Raw records
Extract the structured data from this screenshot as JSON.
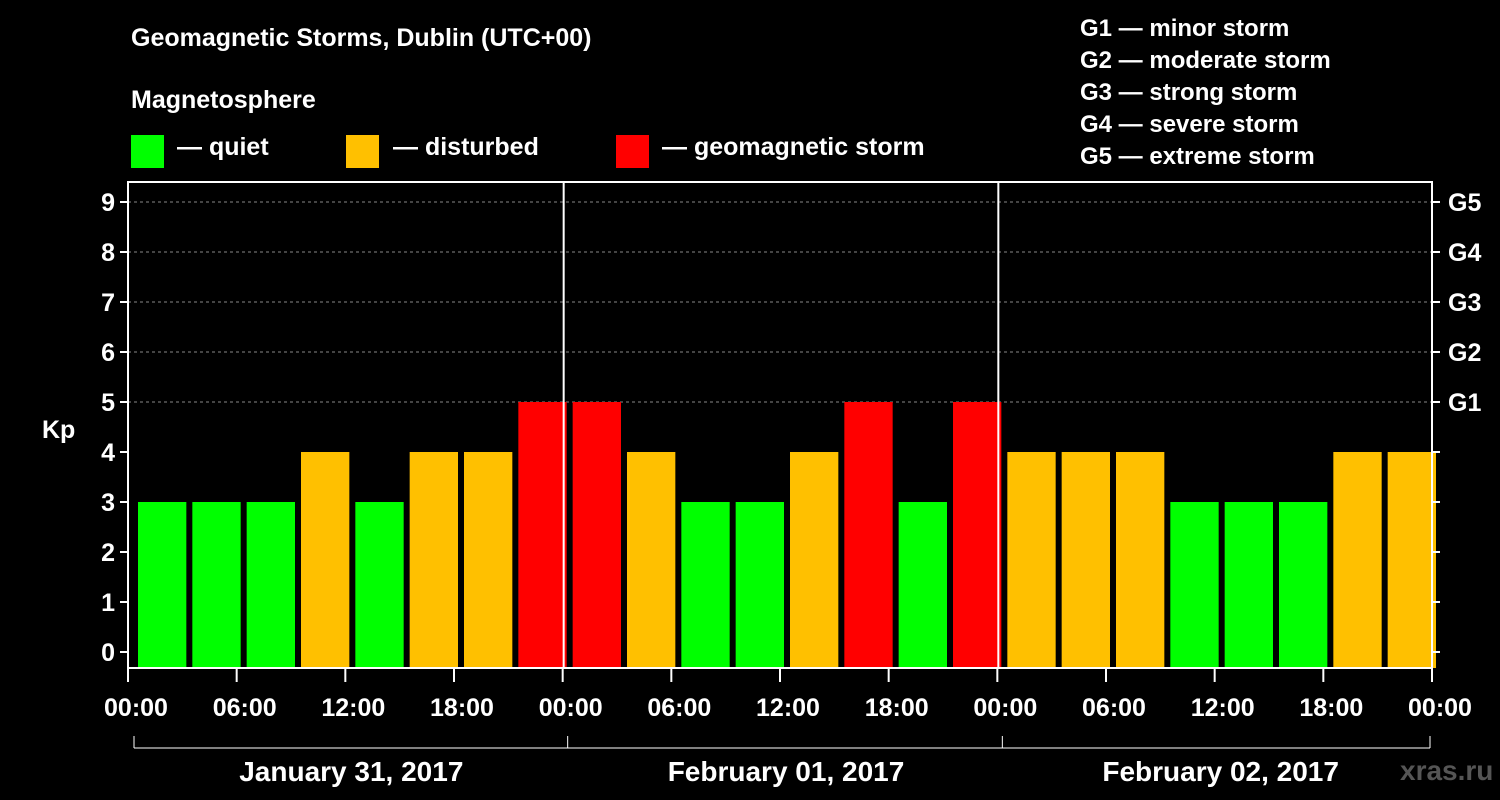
{
  "title": "Geomagnetic Storms, Dublin (UTC+00)",
  "magnetosphere": {
    "heading": "Magnetosphere",
    "items": [
      {
        "label": "— quiet",
        "color": "#00ff00"
      },
      {
        "label": "— disturbed",
        "color": "#ffc000"
      },
      {
        "label": "— geomagnetic storm",
        "color": "#ff0000"
      }
    ]
  },
  "storm_scale": [
    "G1 — minor storm",
    "G2 — moderate storm",
    "G3 — strong storm",
    "G4 — severe storm",
    "G5 — extreme storm"
  ],
  "watermark": "xras.ru",
  "chart_data": {
    "type": "bar",
    "title": "Geomagnetic Storms, Dublin (UTC+00)",
    "ylabel": "Kp",
    "ylim": [
      0,
      9
    ],
    "yticks": [
      "0",
      "1",
      "2",
      "3",
      "4",
      "5",
      "6",
      "7",
      "8",
      "9"
    ],
    "right_ticks": [
      {
        "label": "G1",
        "value": 5
      },
      {
        "label": "G2",
        "value": 6
      },
      {
        "label": "G3",
        "value": 7
      },
      {
        "label": "G4",
        "value": 8
      },
      {
        "label": "G5",
        "value": 9
      }
    ],
    "xticks": [
      "00:00",
      "06:00",
      "12:00",
      "18:00",
      "00:00",
      "06:00",
      "12:00",
      "18:00",
      "00:00",
      "06:00",
      "12:00",
      "18:00",
      "00:00"
    ],
    "days": [
      "January 31, 2017",
      "February 01, 2017",
      "February 02, 2017"
    ],
    "interval_hours": 3,
    "colors": {
      "quiet": "#00ff00",
      "disturbed": "#ffc000",
      "storm": "#ff0000"
    },
    "values": [
      3,
      3,
      3,
      4,
      3,
      4,
      4,
      5,
      5,
      4,
      3,
      3,
      4,
      5,
      3,
      5,
      4,
      4,
      4,
      3,
      3,
      3,
      4,
      4
    ],
    "status": [
      "quiet",
      "quiet",
      "quiet",
      "disturbed",
      "quiet",
      "disturbed",
      "disturbed",
      "storm",
      "storm",
      "disturbed",
      "quiet",
      "quiet",
      "disturbed",
      "storm",
      "quiet",
      "storm",
      "disturbed",
      "disturbed",
      "disturbed",
      "quiet",
      "quiet",
      "quiet",
      "disturbed",
      "disturbed"
    ]
  }
}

▶ _THE REQUEST_
Pictures are excluded; repeat every record exactly.

▶ _THE SOLUTION_
Extract the structured data from this screenshot as JSON.
{
  "title": "Geomagnetic Storms, Dublin (UTC+00)",
  "magnetosphere": {
    "heading": "Magnetosphere",
    "items": [
      {
        "label": "— quiet",
        "color": "#00ff00"
      },
      {
        "label": "— disturbed",
        "color": "#ffc000"
      },
      {
        "label": "— geomagnetic storm",
        "color": "#ff0000"
      }
    ]
  },
  "storm_scale": [
    "G1 — minor storm",
    "G2 — moderate storm",
    "G3 — strong storm",
    "G4 — severe storm",
    "G5 — extreme storm"
  ],
  "watermark": "xras.ru",
  "chart_data": {
    "type": "bar",
    "title": "Geomagnetic Storms, Dublin (UTC+00)",
    "ylabel": "Kp",
    "ylim": [
      0,
      9
    ],
    "yticks": [
      "0",
      "1",
      "2",
      "3",
      "4",
      "5",
      "6",
      "7",
      "8",
      "9"
    ],
    "right_ticks": [
      {
        "label": "G1",
        "value": 5
      },
      {
        "label": "G2",
        "value": 6
      },
      {
        "label": "G3",
        "value": 7
      },
      {
        "label": "G4",
        "value": 8
      },
      {
        "label": "G5",
        "value": 9
      }
    ],
    "xticks": [
      "00:00",
      "06:00",
      "12:00",
      "18:00",
      "00:00",
      "06:00",
      "12:00",
      "18:00",
      "00:00",
      "06:00",
      "12:00",
      "18:00",
      "00:00"
    ],
    "days": [
      "January 31, 2017",
      "February 01, 2017",
      "February 02, 2017"
    ],
    "interval_hours": 3,
    "colors": {
      "quiet": "#00ff00",
      "disturbed": "#ffc000",
      "storm": "#ff0000"
    },
    "values": [
      3,
      3,
      3,
      4,
      3,
      4,
      4,
      5,
      5,
      4,
      3,
      3,
      4,
      5,
      3,
      5,
      4,
      4,
      4,
      3,
      3,
      3,
      4,
      4
    ],
    "status": [
      "quiet",
      "quiet",
      "quiet",
      "disturbed",
      "quiet",
      "disturbed",
      "disturbed",
      "storm",
      "storm",
      "disturbed",
      "quiet",
      "quiet",
      "disturbed",
      "storm",
      "quiet",
      "storm",
      "disturbed",
      "disturbed",
      "disturbed",
      "quiet",
      "quiet",
      "quiet",
      "disturbed",
      "disturbed"
    ]
  }
}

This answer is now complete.